## 実行タスク
a - アボカドの解説文において、アボカドが「森のバター」とも呼ばれる理由は何ですか。
b - アボカドの解説文を、最後の文の後から書き継いでください。

## 文書本文
============

アボカドってどんな果物?
アボカドは、ギネスブックに「世界一栄養価の高い果実」として登録されています。
全体の20%が脂質で、ねっとりとした食感もあることから「森のバター」とも呼ばれています。
脂質の大部分は、植物性不飽和脂肪酸のリノール酸やオレイン酸。
そのため、コレステロールの心配はなく、逆に分解を促進するため動脈硬化などの成人病予防に効果が期待できます。
タンパク質含有量も非常に多く、豊富な必須アミノ酸により肝臓病予防などにも効果的です。
ビタミンEの含有量も果物の中ではトップクラスで、抗酸化作用による老化防止に役立ちます。
ビタミンB群、食物繊維、ミネラルなどもバランス良く備えている食材です。
甘味や酸味がないため、醤油をつけたりサラダにしたりといった食べ方が多い食材で、観葉植物としても人気です。
このように身近なアボカドですが、実は猫に与えてはいけない食材に分類されています。
今回は、その理由をご紹介します。

============

## 表示データ
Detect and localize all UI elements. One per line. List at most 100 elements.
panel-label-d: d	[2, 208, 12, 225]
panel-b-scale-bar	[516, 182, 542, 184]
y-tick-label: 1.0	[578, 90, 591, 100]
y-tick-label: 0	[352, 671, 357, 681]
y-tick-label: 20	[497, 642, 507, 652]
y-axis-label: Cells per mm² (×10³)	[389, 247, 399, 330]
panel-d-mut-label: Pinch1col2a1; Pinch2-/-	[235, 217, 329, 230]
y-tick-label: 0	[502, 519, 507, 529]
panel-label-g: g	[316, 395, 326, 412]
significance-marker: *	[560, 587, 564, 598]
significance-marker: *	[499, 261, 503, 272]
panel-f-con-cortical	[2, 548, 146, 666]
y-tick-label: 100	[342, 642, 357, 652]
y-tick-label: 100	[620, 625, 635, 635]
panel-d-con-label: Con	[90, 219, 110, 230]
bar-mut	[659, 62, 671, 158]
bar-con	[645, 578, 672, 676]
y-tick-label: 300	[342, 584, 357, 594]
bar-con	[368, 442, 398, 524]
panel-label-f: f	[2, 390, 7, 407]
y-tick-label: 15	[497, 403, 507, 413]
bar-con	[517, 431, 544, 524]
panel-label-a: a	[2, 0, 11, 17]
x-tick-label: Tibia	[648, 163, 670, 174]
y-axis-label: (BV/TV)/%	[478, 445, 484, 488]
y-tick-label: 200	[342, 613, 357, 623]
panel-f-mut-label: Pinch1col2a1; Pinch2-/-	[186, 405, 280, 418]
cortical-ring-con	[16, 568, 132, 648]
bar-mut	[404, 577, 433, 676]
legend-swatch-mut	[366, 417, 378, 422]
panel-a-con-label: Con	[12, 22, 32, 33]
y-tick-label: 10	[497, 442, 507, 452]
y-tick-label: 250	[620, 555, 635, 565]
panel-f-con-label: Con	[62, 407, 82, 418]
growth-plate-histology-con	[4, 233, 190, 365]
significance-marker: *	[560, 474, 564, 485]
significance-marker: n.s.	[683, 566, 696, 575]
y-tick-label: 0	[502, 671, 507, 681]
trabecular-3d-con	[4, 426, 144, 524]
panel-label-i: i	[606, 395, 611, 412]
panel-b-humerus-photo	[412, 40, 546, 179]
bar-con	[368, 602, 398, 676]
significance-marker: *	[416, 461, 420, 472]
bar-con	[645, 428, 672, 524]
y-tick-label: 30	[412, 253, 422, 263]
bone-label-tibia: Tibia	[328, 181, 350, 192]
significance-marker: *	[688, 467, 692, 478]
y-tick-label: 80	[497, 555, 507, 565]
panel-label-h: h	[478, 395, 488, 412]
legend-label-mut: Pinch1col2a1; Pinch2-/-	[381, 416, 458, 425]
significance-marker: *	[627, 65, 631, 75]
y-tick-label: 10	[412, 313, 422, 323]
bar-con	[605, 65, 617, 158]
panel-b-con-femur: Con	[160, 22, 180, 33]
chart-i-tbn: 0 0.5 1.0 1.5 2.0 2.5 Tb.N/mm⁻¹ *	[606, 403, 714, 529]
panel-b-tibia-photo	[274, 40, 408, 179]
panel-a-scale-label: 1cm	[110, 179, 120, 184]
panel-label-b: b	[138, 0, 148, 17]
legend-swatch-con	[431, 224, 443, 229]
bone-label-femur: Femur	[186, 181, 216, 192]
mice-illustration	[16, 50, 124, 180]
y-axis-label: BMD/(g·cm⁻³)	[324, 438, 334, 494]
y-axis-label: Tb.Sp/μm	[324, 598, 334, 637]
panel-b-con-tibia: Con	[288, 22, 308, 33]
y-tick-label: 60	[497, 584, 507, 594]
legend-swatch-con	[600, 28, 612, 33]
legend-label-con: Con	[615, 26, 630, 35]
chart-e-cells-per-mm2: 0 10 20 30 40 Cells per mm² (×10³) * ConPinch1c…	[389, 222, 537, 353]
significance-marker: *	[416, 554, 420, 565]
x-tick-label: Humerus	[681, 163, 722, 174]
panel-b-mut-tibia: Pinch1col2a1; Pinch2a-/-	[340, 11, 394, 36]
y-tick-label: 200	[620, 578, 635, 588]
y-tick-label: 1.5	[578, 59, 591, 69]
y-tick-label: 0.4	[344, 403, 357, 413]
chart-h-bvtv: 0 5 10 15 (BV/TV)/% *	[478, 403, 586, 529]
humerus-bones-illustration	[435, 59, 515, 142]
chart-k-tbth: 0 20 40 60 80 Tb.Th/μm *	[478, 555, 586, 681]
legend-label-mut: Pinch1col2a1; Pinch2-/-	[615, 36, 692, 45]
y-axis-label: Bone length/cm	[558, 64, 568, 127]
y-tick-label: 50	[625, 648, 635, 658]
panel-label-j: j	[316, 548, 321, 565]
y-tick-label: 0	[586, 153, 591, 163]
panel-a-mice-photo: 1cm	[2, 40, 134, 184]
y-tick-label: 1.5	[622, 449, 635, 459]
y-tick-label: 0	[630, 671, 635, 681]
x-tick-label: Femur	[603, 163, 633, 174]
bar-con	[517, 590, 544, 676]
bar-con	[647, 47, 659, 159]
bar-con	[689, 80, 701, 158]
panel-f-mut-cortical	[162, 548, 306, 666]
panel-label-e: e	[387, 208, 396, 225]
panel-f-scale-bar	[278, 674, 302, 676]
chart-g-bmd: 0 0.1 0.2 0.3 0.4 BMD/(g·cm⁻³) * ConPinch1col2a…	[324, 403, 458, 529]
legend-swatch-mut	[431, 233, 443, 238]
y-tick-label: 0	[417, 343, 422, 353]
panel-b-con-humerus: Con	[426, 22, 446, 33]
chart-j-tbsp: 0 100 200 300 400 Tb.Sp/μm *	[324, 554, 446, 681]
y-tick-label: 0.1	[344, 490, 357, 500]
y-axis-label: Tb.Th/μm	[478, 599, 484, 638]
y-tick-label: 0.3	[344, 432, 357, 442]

============

## タスク別解答
a - 全体の20%が脂質で、ねっとりとした食感もあるためです。

b -
猫にアボカドを与えてはいけない理由
1.消化不良を起こすリスク
猫は完全肉食性の動物です。そのため、本来は果物を食べることがありません。
したがってアボカドに限りませんが、果物を食べることで消化不良を起こしてしまい、下痢や嘔吐の原因となる可能性があります。
2.ラテックス・フルーツ症候群を起こすリスク
アボカドやバナナ、キウイに含まれるタンパク質は、ラテックスタンパク質に構造がとても良く似ています。
「ラテックスタンパク質」とは、天然ゴムの中に含まれる成分です。
皮膚との接触で赤みやかゆみ、じんましんなどの皮膚障害や、場合によっては血圧低下や意識障害等のアナフィラキシーショックも引き起こすようなアレルゲンとして知られています。
アボカドのようにラテックスタンパク質とよく似た構造のタンパク質を持つ果物を食べると、ラテックスアレルギーとよく似た症状が起こることがあり、これを「ラテックス・フルーツ症候群」といいます。
3.ペルシンによる中毒を起こすリスク
猫にアボカドを与えてはいけない最大の理由が、「ペルシン」という殺菌作用のある成分が引き起こす中毒発症のリスクです。
ペルシンは比較的最近発見された毒素で、解明されていないことがまだ多いのが現状です。
人間には無害ですが、猫やハムスターなどの動物に対しては中毒を引き起こし、死亡例の報告もあります。
猫の場合、初期症状として下痢や軟便、嘔吐が現れ、重症化すると呼吸困難やけいれん発作があらわれます。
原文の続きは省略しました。